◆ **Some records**
________________

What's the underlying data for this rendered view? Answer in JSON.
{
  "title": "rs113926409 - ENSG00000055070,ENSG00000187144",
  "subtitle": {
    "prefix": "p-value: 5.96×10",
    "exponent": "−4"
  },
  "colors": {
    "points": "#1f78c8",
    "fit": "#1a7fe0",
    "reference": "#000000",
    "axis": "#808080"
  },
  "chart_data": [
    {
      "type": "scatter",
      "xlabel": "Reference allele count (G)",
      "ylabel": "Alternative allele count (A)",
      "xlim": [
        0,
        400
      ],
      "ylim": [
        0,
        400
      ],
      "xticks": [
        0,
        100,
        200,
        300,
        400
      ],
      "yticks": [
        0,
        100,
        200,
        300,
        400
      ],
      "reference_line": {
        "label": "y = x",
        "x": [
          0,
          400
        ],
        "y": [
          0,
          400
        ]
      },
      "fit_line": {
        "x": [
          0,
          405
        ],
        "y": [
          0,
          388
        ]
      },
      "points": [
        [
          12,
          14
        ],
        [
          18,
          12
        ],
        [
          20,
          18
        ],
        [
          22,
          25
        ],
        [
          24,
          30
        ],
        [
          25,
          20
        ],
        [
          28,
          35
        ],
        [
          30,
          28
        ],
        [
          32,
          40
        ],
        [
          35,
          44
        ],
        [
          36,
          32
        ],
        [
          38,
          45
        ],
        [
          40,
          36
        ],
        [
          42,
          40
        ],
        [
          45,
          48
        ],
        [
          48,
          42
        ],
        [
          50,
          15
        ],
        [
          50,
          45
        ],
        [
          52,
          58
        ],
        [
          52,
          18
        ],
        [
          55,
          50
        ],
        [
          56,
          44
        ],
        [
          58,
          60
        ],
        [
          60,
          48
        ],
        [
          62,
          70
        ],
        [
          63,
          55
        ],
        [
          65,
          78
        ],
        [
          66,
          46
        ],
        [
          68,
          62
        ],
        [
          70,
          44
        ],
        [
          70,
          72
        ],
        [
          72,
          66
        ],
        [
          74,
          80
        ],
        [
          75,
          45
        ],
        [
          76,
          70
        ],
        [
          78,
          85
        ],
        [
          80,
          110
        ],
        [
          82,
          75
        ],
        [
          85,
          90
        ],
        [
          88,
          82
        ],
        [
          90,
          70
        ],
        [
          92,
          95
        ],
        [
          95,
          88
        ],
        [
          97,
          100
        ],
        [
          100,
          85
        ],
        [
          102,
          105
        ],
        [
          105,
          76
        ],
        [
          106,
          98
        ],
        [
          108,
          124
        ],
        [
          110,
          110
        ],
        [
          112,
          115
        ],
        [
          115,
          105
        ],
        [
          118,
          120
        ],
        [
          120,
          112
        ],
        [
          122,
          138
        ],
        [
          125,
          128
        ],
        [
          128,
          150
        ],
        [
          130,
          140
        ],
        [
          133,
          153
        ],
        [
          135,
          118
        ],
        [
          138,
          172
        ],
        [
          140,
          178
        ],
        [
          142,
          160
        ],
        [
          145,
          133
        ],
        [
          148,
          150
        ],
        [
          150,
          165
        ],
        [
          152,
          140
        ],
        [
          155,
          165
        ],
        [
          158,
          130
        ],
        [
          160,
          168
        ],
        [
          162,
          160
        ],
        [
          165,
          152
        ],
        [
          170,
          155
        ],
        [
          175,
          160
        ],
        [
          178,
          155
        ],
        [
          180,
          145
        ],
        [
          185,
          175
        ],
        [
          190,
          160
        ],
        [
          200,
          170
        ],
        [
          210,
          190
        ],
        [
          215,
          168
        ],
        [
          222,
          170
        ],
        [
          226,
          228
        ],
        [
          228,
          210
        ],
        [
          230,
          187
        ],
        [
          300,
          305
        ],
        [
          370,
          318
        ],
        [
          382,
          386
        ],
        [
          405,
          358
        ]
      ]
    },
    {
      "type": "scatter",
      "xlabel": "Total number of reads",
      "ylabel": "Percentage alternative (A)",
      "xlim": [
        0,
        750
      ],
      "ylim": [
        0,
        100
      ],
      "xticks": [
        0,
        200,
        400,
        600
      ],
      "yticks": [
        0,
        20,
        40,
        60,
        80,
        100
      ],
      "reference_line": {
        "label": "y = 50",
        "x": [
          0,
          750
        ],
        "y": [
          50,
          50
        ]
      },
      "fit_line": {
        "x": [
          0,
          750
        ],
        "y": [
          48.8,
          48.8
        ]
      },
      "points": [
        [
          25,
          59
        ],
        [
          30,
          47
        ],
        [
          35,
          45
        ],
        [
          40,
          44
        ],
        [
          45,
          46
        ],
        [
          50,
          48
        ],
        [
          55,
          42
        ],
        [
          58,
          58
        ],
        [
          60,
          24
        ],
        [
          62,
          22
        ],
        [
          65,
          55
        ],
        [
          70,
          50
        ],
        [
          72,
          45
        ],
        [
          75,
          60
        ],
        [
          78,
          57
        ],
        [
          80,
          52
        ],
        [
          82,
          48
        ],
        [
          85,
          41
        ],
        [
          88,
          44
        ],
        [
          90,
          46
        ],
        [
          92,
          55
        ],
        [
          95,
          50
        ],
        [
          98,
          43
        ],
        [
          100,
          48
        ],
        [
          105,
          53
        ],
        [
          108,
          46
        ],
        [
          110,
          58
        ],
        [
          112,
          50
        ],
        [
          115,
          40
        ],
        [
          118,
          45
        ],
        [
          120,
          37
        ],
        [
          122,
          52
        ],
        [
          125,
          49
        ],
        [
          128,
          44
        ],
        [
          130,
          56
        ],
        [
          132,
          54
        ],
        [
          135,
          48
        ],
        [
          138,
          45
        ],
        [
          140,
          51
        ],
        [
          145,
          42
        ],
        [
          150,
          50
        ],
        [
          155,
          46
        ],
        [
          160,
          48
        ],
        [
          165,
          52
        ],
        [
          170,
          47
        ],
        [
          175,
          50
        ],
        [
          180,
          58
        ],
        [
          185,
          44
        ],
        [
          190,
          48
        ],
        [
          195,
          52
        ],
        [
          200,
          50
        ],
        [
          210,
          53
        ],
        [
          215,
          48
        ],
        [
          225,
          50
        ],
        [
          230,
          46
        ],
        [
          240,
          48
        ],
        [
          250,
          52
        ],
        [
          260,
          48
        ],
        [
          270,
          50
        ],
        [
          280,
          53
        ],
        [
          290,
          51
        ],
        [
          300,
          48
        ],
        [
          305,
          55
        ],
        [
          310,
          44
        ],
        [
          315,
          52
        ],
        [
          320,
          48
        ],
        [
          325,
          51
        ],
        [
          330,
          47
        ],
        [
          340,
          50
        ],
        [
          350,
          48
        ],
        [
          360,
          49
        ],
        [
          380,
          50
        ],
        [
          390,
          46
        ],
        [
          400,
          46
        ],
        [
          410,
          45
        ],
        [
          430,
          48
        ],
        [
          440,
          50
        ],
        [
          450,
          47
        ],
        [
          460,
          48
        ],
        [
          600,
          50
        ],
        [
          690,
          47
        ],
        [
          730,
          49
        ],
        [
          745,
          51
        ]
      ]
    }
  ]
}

________________

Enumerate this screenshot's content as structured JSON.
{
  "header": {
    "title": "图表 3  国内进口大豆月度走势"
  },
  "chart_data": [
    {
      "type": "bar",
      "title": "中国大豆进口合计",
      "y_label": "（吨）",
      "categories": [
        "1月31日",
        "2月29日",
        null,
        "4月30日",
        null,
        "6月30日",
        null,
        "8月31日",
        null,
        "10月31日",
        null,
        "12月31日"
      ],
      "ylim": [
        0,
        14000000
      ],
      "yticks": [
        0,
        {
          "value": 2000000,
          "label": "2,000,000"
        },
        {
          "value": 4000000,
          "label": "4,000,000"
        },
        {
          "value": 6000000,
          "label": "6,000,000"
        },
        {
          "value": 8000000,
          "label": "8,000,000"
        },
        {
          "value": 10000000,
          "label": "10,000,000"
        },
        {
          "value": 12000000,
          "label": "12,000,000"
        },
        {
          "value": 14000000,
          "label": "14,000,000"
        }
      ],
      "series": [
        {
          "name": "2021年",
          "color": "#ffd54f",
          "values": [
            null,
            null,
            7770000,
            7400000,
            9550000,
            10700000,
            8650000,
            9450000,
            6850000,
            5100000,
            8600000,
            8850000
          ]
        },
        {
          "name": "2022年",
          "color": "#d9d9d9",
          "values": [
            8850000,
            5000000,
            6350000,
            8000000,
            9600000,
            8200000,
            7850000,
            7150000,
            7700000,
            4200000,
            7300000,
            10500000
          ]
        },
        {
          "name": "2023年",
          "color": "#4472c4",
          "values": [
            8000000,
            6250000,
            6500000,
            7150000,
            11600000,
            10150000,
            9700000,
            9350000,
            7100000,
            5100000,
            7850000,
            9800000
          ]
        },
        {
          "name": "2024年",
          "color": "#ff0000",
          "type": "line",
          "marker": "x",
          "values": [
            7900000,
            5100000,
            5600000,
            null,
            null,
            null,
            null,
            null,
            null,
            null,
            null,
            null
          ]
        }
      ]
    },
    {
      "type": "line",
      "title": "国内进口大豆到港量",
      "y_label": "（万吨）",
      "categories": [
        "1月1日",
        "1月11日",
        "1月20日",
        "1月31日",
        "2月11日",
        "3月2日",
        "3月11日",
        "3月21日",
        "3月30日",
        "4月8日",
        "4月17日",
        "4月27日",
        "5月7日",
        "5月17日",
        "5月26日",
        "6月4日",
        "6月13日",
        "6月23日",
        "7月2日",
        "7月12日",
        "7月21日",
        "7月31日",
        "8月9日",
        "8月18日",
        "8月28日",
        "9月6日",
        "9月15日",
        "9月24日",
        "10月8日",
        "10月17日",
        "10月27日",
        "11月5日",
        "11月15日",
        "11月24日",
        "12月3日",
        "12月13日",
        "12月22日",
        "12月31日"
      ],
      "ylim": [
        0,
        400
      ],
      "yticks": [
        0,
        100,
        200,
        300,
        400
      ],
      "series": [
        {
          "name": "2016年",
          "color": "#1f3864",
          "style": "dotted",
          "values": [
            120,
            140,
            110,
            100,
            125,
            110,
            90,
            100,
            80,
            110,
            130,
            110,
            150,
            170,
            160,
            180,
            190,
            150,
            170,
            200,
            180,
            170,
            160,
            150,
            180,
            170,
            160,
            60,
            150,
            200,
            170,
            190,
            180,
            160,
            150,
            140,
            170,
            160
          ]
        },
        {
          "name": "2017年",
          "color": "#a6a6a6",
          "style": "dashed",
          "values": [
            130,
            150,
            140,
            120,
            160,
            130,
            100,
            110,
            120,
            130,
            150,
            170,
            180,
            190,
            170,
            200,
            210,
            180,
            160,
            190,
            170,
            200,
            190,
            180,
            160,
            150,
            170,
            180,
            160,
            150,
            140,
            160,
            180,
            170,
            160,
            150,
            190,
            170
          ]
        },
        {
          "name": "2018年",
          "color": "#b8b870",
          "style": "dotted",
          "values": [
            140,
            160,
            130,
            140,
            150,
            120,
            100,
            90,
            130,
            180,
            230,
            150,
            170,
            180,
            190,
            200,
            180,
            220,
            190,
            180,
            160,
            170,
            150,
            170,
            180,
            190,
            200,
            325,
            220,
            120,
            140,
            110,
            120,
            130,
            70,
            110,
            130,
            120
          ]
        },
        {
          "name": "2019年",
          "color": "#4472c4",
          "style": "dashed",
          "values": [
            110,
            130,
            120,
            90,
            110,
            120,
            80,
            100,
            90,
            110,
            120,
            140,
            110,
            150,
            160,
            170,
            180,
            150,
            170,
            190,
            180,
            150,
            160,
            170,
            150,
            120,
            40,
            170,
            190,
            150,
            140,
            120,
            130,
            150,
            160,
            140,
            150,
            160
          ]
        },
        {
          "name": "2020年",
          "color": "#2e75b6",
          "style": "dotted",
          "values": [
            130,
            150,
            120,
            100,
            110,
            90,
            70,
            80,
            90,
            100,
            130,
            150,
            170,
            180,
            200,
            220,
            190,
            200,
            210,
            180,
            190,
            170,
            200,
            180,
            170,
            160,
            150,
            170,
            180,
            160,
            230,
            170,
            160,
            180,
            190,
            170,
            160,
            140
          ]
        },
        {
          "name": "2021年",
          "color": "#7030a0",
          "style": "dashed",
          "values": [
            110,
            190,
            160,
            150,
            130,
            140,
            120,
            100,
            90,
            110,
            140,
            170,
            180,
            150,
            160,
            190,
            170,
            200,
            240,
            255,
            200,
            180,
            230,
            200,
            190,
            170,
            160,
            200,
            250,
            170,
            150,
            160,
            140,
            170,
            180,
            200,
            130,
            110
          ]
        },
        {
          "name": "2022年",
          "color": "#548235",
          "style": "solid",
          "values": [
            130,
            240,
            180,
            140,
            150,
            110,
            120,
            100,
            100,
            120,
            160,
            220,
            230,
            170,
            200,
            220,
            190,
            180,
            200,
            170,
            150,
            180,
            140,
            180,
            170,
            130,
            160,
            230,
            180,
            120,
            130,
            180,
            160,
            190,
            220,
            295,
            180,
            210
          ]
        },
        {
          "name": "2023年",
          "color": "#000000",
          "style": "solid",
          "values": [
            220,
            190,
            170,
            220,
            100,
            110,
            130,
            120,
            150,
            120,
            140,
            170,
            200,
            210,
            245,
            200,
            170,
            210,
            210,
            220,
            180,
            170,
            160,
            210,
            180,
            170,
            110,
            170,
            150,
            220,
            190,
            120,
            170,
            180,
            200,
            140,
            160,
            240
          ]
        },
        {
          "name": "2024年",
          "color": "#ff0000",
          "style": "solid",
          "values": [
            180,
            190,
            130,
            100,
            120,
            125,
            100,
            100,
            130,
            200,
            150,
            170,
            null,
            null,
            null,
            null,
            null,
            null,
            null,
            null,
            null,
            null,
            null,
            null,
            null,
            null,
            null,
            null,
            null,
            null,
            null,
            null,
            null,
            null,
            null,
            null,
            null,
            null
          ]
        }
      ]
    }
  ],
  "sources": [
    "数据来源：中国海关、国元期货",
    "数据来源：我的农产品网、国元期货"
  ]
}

________________

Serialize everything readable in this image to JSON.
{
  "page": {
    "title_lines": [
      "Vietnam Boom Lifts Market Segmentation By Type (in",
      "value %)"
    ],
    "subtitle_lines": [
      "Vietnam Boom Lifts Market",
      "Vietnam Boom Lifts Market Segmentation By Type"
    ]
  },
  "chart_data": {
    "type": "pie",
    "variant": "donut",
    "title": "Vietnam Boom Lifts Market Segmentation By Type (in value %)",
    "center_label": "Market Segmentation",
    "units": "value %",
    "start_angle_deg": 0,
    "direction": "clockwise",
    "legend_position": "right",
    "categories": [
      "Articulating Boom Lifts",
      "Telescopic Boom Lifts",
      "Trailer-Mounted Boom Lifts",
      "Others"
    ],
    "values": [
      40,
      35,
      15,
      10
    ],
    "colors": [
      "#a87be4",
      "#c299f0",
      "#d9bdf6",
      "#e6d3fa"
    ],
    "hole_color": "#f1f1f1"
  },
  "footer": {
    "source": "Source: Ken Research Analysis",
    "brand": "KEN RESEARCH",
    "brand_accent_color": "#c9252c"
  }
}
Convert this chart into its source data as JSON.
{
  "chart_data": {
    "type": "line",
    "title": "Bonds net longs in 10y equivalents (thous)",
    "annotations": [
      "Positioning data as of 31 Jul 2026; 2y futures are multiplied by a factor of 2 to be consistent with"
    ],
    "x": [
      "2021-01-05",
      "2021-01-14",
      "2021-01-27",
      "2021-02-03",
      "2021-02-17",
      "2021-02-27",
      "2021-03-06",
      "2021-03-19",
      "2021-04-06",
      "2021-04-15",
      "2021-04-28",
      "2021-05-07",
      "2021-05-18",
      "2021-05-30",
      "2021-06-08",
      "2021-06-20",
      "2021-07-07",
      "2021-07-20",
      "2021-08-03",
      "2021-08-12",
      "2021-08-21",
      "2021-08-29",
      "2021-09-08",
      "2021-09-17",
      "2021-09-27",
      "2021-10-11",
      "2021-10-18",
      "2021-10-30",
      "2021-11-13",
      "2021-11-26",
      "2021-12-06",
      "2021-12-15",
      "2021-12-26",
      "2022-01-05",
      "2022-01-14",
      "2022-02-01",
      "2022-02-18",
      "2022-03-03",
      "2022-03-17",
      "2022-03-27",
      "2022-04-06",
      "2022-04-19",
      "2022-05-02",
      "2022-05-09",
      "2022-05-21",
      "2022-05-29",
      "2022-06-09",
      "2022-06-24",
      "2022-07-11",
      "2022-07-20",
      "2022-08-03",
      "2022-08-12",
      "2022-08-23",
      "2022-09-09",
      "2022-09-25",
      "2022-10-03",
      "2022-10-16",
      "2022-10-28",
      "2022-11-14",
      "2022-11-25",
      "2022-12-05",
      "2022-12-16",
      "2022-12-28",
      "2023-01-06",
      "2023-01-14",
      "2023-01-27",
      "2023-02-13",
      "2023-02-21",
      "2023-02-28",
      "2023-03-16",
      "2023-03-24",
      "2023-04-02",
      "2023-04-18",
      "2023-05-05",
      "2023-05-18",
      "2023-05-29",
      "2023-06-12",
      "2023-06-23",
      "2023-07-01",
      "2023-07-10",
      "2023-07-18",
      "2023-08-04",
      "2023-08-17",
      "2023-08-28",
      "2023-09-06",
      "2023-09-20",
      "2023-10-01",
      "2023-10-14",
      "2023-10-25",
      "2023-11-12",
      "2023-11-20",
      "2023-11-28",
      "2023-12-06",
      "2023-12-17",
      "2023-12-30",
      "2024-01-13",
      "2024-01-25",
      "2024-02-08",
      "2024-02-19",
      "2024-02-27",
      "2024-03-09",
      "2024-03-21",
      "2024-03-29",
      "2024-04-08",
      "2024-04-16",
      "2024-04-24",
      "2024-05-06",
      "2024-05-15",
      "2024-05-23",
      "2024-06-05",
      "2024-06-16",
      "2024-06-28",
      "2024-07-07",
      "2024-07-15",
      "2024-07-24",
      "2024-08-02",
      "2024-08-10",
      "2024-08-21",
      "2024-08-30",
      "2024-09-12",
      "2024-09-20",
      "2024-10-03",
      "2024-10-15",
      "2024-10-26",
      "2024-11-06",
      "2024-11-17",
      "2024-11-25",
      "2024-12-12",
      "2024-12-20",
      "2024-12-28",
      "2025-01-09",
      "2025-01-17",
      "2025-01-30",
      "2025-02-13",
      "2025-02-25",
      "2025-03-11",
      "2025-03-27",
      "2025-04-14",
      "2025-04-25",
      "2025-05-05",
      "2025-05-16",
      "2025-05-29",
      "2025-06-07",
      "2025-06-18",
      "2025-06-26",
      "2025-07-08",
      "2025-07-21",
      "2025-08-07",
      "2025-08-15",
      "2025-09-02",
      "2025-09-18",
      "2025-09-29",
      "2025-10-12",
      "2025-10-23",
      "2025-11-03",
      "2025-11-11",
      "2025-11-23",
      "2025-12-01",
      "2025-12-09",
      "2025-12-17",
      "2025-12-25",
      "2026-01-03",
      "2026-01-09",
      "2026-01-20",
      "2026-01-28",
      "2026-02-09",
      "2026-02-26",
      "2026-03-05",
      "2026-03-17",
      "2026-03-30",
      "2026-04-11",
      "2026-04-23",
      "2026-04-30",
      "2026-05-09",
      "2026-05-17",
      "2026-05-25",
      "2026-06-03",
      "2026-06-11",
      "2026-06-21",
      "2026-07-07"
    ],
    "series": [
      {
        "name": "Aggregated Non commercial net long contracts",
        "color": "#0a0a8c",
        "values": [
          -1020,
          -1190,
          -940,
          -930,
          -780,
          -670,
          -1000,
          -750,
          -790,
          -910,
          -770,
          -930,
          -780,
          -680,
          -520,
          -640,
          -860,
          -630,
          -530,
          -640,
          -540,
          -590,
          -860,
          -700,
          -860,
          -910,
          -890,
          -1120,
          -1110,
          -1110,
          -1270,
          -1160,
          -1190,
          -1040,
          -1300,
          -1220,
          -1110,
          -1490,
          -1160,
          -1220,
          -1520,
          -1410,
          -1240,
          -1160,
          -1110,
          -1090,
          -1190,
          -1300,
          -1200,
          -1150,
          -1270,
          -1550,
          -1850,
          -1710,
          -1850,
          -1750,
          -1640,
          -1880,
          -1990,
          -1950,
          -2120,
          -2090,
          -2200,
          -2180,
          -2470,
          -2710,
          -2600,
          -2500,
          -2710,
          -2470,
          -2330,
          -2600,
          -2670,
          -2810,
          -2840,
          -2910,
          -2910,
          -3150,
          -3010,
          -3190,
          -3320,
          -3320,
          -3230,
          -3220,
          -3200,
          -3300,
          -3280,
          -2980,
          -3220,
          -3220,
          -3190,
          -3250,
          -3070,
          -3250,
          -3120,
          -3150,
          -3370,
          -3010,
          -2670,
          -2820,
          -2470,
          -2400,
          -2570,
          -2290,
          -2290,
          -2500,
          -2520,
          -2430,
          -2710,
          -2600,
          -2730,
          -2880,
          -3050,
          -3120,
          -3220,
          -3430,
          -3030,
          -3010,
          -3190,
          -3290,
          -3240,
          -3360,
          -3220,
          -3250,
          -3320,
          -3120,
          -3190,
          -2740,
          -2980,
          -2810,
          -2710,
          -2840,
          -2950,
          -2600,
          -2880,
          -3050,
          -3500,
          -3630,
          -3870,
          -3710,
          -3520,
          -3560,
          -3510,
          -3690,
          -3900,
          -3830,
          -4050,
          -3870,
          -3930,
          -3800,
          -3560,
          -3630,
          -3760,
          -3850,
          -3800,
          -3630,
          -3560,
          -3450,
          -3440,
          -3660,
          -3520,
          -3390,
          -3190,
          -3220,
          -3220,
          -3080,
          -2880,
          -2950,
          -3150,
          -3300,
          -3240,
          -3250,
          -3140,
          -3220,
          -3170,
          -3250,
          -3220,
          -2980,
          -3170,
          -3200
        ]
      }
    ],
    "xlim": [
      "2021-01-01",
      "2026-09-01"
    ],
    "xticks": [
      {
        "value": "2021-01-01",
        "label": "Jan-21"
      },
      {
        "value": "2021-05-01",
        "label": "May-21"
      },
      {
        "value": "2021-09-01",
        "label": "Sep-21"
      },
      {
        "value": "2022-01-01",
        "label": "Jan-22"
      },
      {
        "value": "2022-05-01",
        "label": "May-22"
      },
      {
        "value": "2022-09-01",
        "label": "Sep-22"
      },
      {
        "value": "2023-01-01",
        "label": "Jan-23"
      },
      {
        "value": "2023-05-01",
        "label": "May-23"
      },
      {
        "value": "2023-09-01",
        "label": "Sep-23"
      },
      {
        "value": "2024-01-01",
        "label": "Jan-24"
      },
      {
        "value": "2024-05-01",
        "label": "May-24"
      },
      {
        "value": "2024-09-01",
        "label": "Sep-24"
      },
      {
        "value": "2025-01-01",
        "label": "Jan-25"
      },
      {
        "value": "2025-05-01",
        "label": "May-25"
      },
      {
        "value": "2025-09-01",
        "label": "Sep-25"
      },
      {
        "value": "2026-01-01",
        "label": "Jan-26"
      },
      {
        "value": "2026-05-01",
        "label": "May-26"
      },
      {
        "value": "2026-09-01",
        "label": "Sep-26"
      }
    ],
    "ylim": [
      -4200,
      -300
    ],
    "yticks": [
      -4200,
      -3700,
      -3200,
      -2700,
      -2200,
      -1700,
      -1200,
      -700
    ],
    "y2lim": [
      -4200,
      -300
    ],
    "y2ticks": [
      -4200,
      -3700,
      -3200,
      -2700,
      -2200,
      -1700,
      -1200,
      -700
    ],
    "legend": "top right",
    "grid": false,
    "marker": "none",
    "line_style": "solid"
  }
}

________________

◆ **Instructions to follow**
Lines that include the word "this" are to be extracted from the data above.

◆ **Response**
What's the underlying data for this rendered view? Answer in JSON.
Enumerate this screenshot's content as structured JSON.
Serialize everything readable in this image to JSON.
Convert this chart into its source data as JSON.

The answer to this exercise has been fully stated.